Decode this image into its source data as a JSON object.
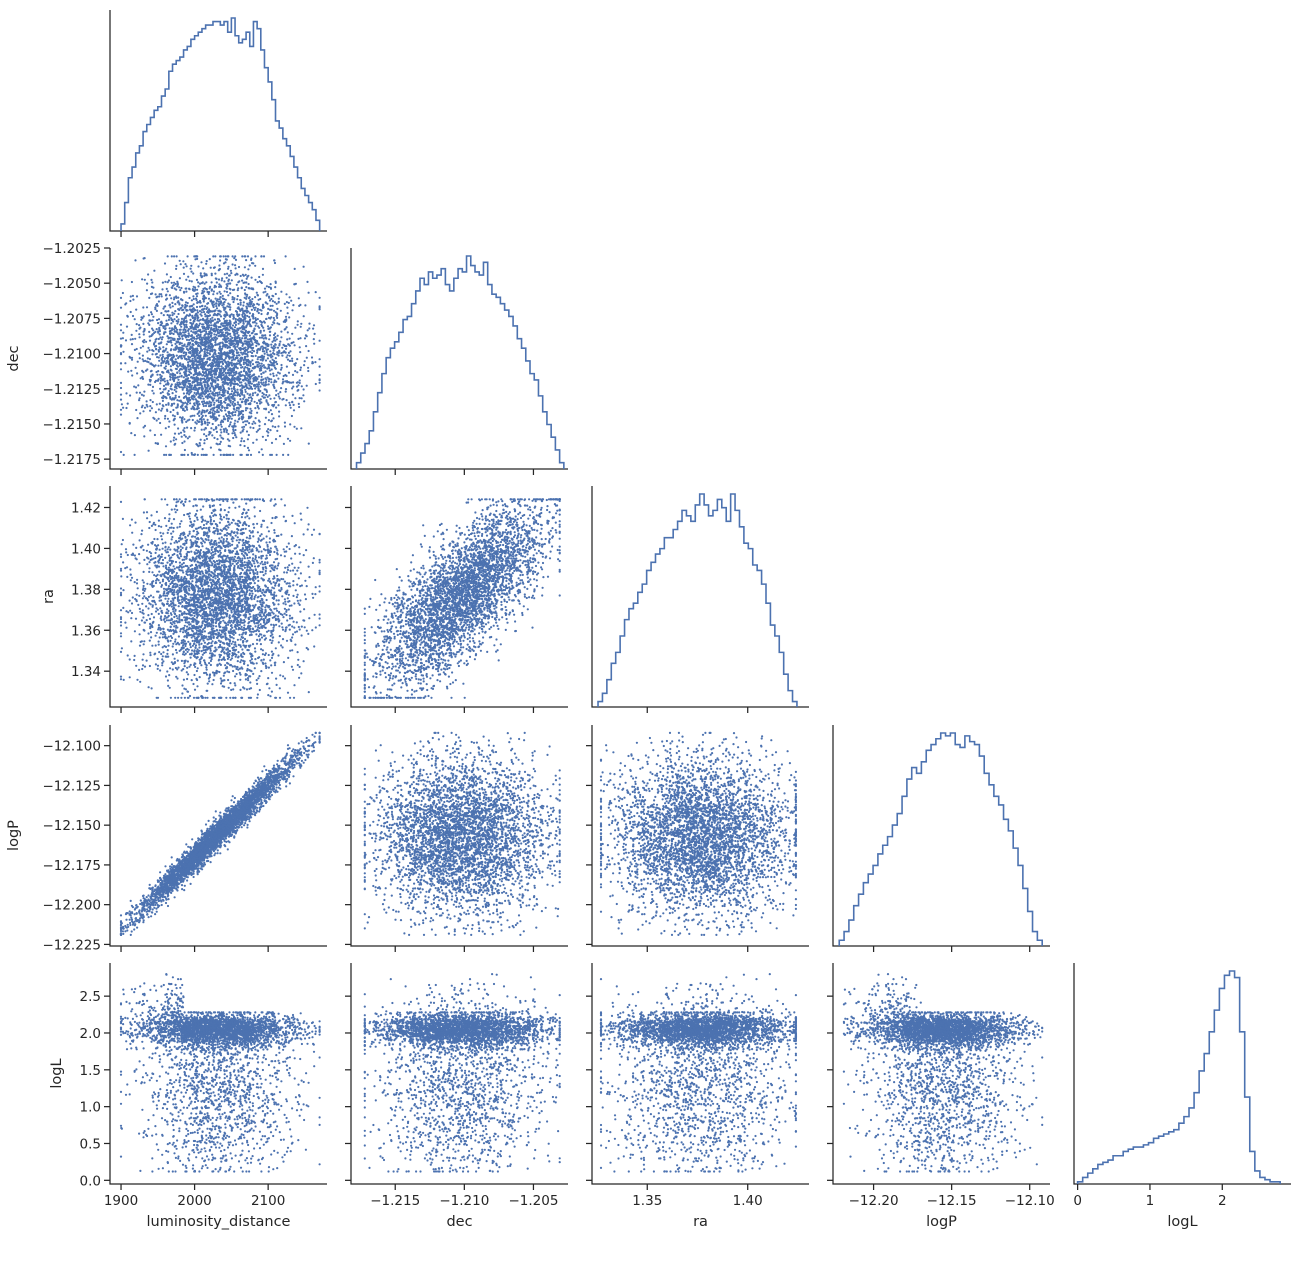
{
  "chart_data": {
    "type": "scatter",
    "layout": "corner pair plot (histograms on diagonal, scatter below)",
    "color": "#4c72b0",
    "variables": [
      {
        "name": "luminosity_distance",
        "label": "luminosity_distance",
        "range": [
          1885,
          2180
        ],
        "ticks": [
          1900,
          2000,
          2100
        ],
        "tick_labels": [
          "1900",
          "2000",
          "2100"
        ]
      },
      {
        "name": "dec",
        "label": "dec",
        "range": [
          -1.2182,
          -1.2025
        ],
        "ticks": [
          -1.2025,
          -1.205,
          -1.2075,
          -1.21,
          -1.2125,
          -1.215,
          -1.2175
        ],
        "tick_labels": [
          "−1.2025",
          "−1.2050",
          "−1.2075",
          "−1.2100",
          "−1.2125",
          "−1.2150",
          "−1.2175"
        ],
        "x_ticks": [
          -1.215,
          -1.21,
          -1.205
        ],
        "x_tick_labels": [
          "−1.215",
          "−1.210",
          "−1.205"
        ]
      },
      {
        "name": "ra",
        "label": "ra",
        "range": [
          1.3225,
          1.4305
        ],
        "ticks": [
          1.34,
          1.36,
          1.38,
          1.4,
          1.42
        ],
        "tick_labels": [
          "1.34",
          "1.36",
          "1.38",
          "1.40",
          "1.42"
        ],
        "x_ticks": [
          1.35,
          1.4
        ],
        "x_tick_labels": [
          "1.35",
          "1.40"
        ]
      },
      {
        "name": "logP",
        "label": "logP",
        "range": [
          -12.226,
          -12.087
        ],
        "ticks": [
          -12.1,
          -12.125,
          -12.15,
          -12.175,
          -12.2,
          -12.225
        ],
        "tick_labels": [
          "−12.100",
          "−12.125",
          "−12.150",
          "−12.175",
          "−12.200",
          "−12.225"
        ],
        "x_ticks": [
          -12.2,
          -12.15,
          -12.1
        ],
        "x_tick_labels": [
          "−12.20",
          "−12.15",
          "−12.10"
        ]
      },
      {
        "name": "logL",
        "label": "logL",
        "range": [
          -0.05,
          2.95
        ],
        "ticks": [
          0.0,
          0.5,
          1.0,
          1.5,
          2.0,
          2.5
        ],
        "tick_labels": [
          "0.0",
          "0.5",
          "1.0",
          "1.5",
          "2.0",
          "2.5"
        ],
        "x_ticks": [
          0,
          1,
          2
        ],
        "x_tick_labels": [
          "0",
          "1",
          "2"
        ]
      }
    ],
    "marginals": {
      "luminosity_distance": {
        "bin_range": [
          1900,
          2170
        ],
        "counts": [
          2,
          8,
          15,
          18,
          22,
          24,
          28,
          30,
          32,
          34,
          35,
          38,
          40,
          45,
          47,
          48,
          49,
          51,
          52,
          54,
          55,
          56,
          57,
          58,
          58,
          59,
          59,
          58,
          59,
          56,
          60,
          55,
          53,
          54,
          56,
          52,
          59,
          57,
          51,
          46,
          42,
          37,
          31,
          29,
          26,
          24,
          21,
          18,
          15,
          12,
          10,
          8,
          6,
          3
        ]
      },
      "dec": {
        "bin_range": [
          -1.2178,
          -1.2028
        ],
        "counts": [
          2,
          5,
          8,
          12,
          18,
          24,
          30,
          35,
          38,
          40,
          43,
          47,
          48,
          52,
          56,
          60,
          58,
          62,
          60,
          61,
          63,
          58,
          56,
          60,
          63,
          62,
          67,
          64,
          62,
          61,
          65,
          58,
          55,
          54,
          52,
          50,
          48,
          45,
          41,
          38,
          34,
          30,
          28,
          23,
          18,
          14,
          10,
          6,
          2
        ]
      },
      "ra": {
        "bin_range": [
          1.3255,
          1.4245
        ],
        "counts": [
          2,
          5,
          10,
          16,
          20,
          26,
          32,
          36,
          38,
          42,
          45,
          50,
          53,
          56,
          58,
          62,
          62,
          65,
          68,
          72,
          70,
          68,
          74,
          78,
          74,
          70,
          72,
          76,
          73,
          68,
          78,
          72,
          66,
          60,
          58,
          52,
          50,
          45,
          38,
          30,
          26,
          20,
          12,
          6,
          2
        ]
      },
      "logP": {
        "bin_range": [
          -12.222,
          -12.092
        ],
        "counts": [
          2,
          5,
          9,
          14,
          18,
          22,
          25,
          28,
          32,
          35,
          38,
          42,
          46,
          52,
          58,
          62,
          60,
          64,
          68,
          70,
          72,
          74,
          73,
          74,
          70,
          69,
          73,
          71,
          70,
          66,
          60,
          56,
          52,
          49,
          44,
          40,
          34,
          28,
          20,
          12,
          5,
          2
        ]
      },
      "logL": {
        "bin_range": [
          0.0,
          2.8
        ],
        "counts": [
          1,
          3,
          5,
          7,
          9,
          10,
          11,
          13,
          13,
          15,
          16,
          17,
          17,
          18,
          19,
          21,
          22,
          23,
          24,
          25,
          28,
          31,
          35,
          42,
          52,
          60,
          70,
          80,
          90,
          96,
          98,
          95,
          70,
          40,
          15,
          6,
          3,
          2,
          1,
          1
        ]
      }
    },
    "sample_size": 4000
  }
}
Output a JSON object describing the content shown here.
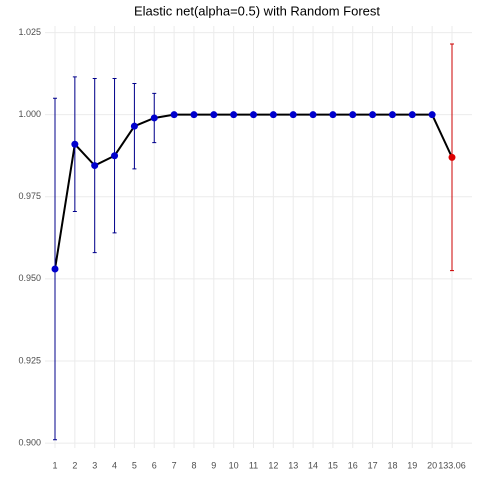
{
  "chart_data": {
    "type": "errorbar",
    "title": "Elastic net(alpha=0.5) with Random Forest",
    "categories": [
      "1",
      "2",
      "3",
      "4",
      "5",
      "6",
      "7",
      "8",
      "9",
      "10",
      "11",
      "12",
      "13",
      "14",
      "15",
      "16",
      "17",
      "18",
      "19",
      "20",
      "133.06"
    ],
    "values": [
      0.953,
      0.991,
      0.9845,
      0.9875,
      0.9965,
      0.999,
      1.0,
      1.0,
      1.0,
      1.0,
      1.0,
      1.0,
      1.0,
      1.0,
      1.0,
      1.0,
      1.0,
      1.0,
      1.0,
      1.0,
      0.987
    ],
    "errors": [
      0.052,
      0.0205,
      0.0265,
      0.0235,
      0.013,
      0.0075,
      0,
      0,
      0,
      0,
      0,
      0,
      0,
      0,
      0,
      0,
      0,
      0,
      0,
      0,
      0.0345
    ],
    "point_colors": [
      "#0000cd",
      "#0000cd",
      "#0000cd",
      "#0000cd",
      "#0000cd",
      "#0000cd",
      "#0000cd",
      "#0000cd",
      "#0000cd",
      "#0000cd",
      "#0000cd",
      "#0000cd",
      "#0000cd",
      "#0000cd",
      "#0000cd",
      "#0000cd",
      "#0000cd",
      "#0000cd",
      "#0000cd",
      "#0000cd",
      "#dd0000"
    ],
    "errorbar_colors": [
      "#00008b",
      "#00008b",
      "#00008b",
      "#00008b",
      "#00008b",
      "#00008b",
      "#00008b",
      "#00008b",
      "#00008b",
      "#00008b",
      "#00008b",
      "#00008b",
      "#00008b",
      "#00008b",
      "#00008b",
      "#00008b",
      "#00008b",
      "#00008b",
      "#00008b",
      "#00008b",
      "#cc0000"
    ],
    "line_color": "#000000",
    "ylim": [
      0.8985,
      1.027
    ],
    "yticks": [
      {
        "value": 0.9,
        "label": "0.900"
      },
      0.925,
      {
        "value": 0.95,
        "label": "0.950"
      },
      0.975,
      {
        "value": 1.0,
        "label": "1.000"
      },
      1.025
    ],
    "grid": true
  }
}
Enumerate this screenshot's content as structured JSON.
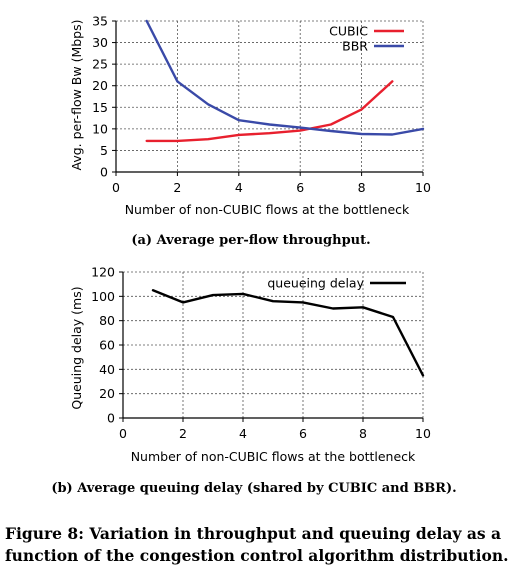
{
  "figure": {
    "caption_line1": "Figure 8: Variation in throughput and queuing delay as a",
    "caption_line2": "function of the congestion control algorithm distribution."
  },
  "chart_data": [
    {
      "id": "throughput",
      "type": "line",
      "caption": "(a) Average per-flow throughput.",
      "xlabel": "Number of non-CUBIC flows at the bottleneck",
      "ylabel": "Avg. per-flow Bw (Mbps)",
      "xlim": [
        0,
        10
      ],
      "ylim": [
        0,
        35
      ],
      "xticks": [
        0,
        2,
        4,
        6,
        8,
        10
      ],
      "yticks": [
        0,
        5,
        10,
        15,
        20,
        25,
        30,
        35
      ],
      "grid": true,
      "legend": "top-right",
      "x": [
        1,
        2,
        3,
        4,
        5,
        6,
        7,
        8,
        9,
        10
      ],
      "series": [
        {
          "name": "CUBIC",
          "color": "#e8202e",
          "x": [
            1,
            2,
            3,
            4,
            5,
            6,
            7,
            8,
            9
          ],
          "values": [
            7.2,
            7.2,
            7.6,
            8.6,
            9.0,
            9.6,
            11.0,
            14.5,
            21.0
          ]
        },
        {
          "name": "BBR",
          "color": "#3a4aa8",
          "x": [
            1,
            2,
            3,
            4,
            5,
            6,
            7,
            8,
            9,
            10
          ],
          "values": [
            35.0,
            21.0,
            15.7,
            12.0,
            11.0,
            10.3,
            9.5,
            8.8,
            8.7,
            10.0
          ]
        }
      ]
    },
    {
      "id": "delay",
      "type": "line",
      "caption": "(b) Average queuing delay (shared by CUBIC and BBR).",
      "xlabel": "Number of non-CUBIC flows at the bottleneck",
      "ylabel": "Queuing delay (ms)",
      "xlim": [
        0,
        10
      ],
      "ylim": [
        0,
        120
      ],
      "xticks": [
        0,
        2,
        4,
        6,
        8,
        10
      ],
      "yticks": [
        0,
        20,
        40,
        60,
        80,
        100,
        120
      ],
      "grid": true,
      "legend": "top-right",
      "series": [
        {
          "name": "queueing delay",
          "color": "#000000",
          "x": [
            1,
            2,
            3,
            4,
            5,
            6,
            7,
            8,
            9,
            10
          ],
          "values": [
            105,
            95,
            101,
            102,
            96,
            95,
            90,
            91,
            83,
            35
          ]
        }
      ]
    }
  ]
}
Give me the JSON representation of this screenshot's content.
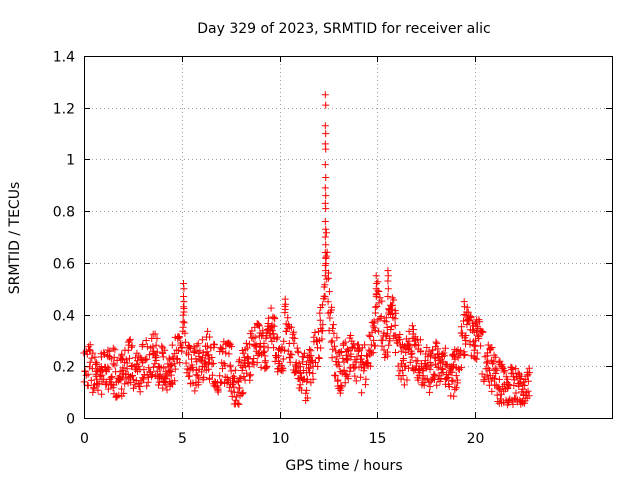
{
  "chart_data": {
    "type": "scatter",
    "title": "Day 329 of 2023, SRMTID for receiver alic",
    "xlabel": "GPS time / hours",
    "ylabel": "SRMTID / TECUs",
    "xlim": [
      0,
      27
    ],
    "ylim": [
      0,
      1.4
    ],
    "grid": true,
    "legend": "none",
    "marker": "plus",
    "color": "#ff0000",
    "x_ticks": [
      0,
      5,
      10,
      15,
      20
    ],
    "x_tick_labels": [
      "0",
      "5",
      "10",
      "15",
      "20"
    ],
    "y_ticks": [
      0,
      0.2,
      0.4,
      0.6,
      0.8,
      1.0,
      1.2,
      1.4
    ],
    "y_tick_labels": [
      "0",
      "0.2",
      "0.4",
      "0.6",
      "0.8",
      "1",
      "1.2",
      "1.4"
    ],
    "series": [
      {
        "name": "SRMTID",
        "anchors_x": [
          0.0,
          0.3,
          0.6,
          0.9,
          1.2,
          1.5,
          1.8,
          2.1,
          2.4,
          2.7,
          3.0,
          3.3,
          3.6,
          3.9,
          4.2,
          4.5,
          4.8,
          5.0,
          5.1,
          5.2,
          5.4,
          5.7,
          6.0,
          6.3,
          6.6,
          6.9,
          7.2,
          7.5,
          7.8,
          8.1,
          8.4,
          8.7,
          9.0,
          9.3,
          9.6,
          9.9,
          10.2,
          10.3,
          10.5,
          10.8,
          11.1,
          11.4,
          11.7,
          12.0,
          12.2,
          12.3,
          12.4,
          12.5,
          12.6,
          12.8,
          13.1,
          13.4,
          13.7,
          14.0,
          14.3,
          14.6,
          14.9,
          15.0,
          15.2,
          15.4,
          15.6,
          15.8,
          16.1,
          16.4,
          16.7,
          17.0,
          17.3,
          17.6,
          17.9,
          18.2,
          18.5,
          18.8,
          19.1,
          19.4,
          19.6,
          19.9,
          20.2,
          20.5,
          20.8,
          21.1,
          21.4,
          21.7,
          22.0,
          22.3,
          22.6,
          22.8
        ],
        "anchors_y": [
          0.18,
          0.2,
          0.15,
          0.17,
          0.2,
          0.18,
          0.16,
          0.19,
          0.22,
          0.18,
          0.2,
          0.22,
          0.25,
          0.2,
          0.17,
          0.2,
          0.24,
          0.3,
          0.38,
          0.28,
          0.22,
          0.18,
          0.22,
          0.26,
          0.2,
          0.18,
          0.22,
          0.2,
          0.1,
          0.18,
          0.22,
          0.28,
          0.3,
          0.24,
          0.35,
          0.25,
          0.2,
          0.38,
          0.32,
          0.22,
          0.18,
          0.15,
          0.22,
          0.3,
          0.38,
          0.45,
          0.7,
          0.45,
          0.38,
          0.25,
          0.18,
          0.22,
          0.25,
          0.2,
          0.18,
          0.25,
          0.35,
          0.45,
          0.38,
          0.28,
          0.35,
          0.4,
          0.25,
          0.2,
          0.28,
          0.25,
          0.2,
          0.18,
          0.22,
          0.2,
          0.18,
          0.15,
          0.2,
          0.3,
          0.35,
          0.28,
          0.3,
          0.22,
          0.2,
          0.15,
          0.12,
          0.1,
          0.12,
          0.1,
          0.08,
          0.12
        ],
        "spread": 0.09,
        "step_hours": 0.055,
        "peaks": [
          {
            "x": 12.35,
            "values": [
              1.25,
              1.21,
              1.13,
              1.1,
              1.06,
              1.04,
              0.98,
              0.93,
              0.89,
              0.86,
              0.83,
              0.81,
              0.76,
              0.73,
              0.7,
              0.67,
              0.64,
              0.62,
              0.59,
              0.57,
              0.55
            ]
          },
          {
            "x": 5.1,
            "values": [
              0.52,
              0.5,
              0.47,
              0.45,
              0.43,
              0.41
            ]
          },
          {
            "x": 15.55,
            "values": [
              0.57,
              0.55,
              0.53,
              0.5,
              0.47
            ]
          },
          {
            "x": 14.95,
            "values": [
              0.55,
              0.52,
              0.5,
              0.48
            ]
          },
          {
            "x": 19.45,
            "values": [
              0.45,
              0.43,
              0.4
            ]
          },
          {
            "x": 10.3,
            "values": [
              0.46,
              0.44,
              0.42
            ]
          }
        ]
      }
    ]
  }
}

:: GIVEN REQUEST ::
Go through the material above and count the lines that contain "delay"; give that number alone.

:: WRITTEN REPLY ::
5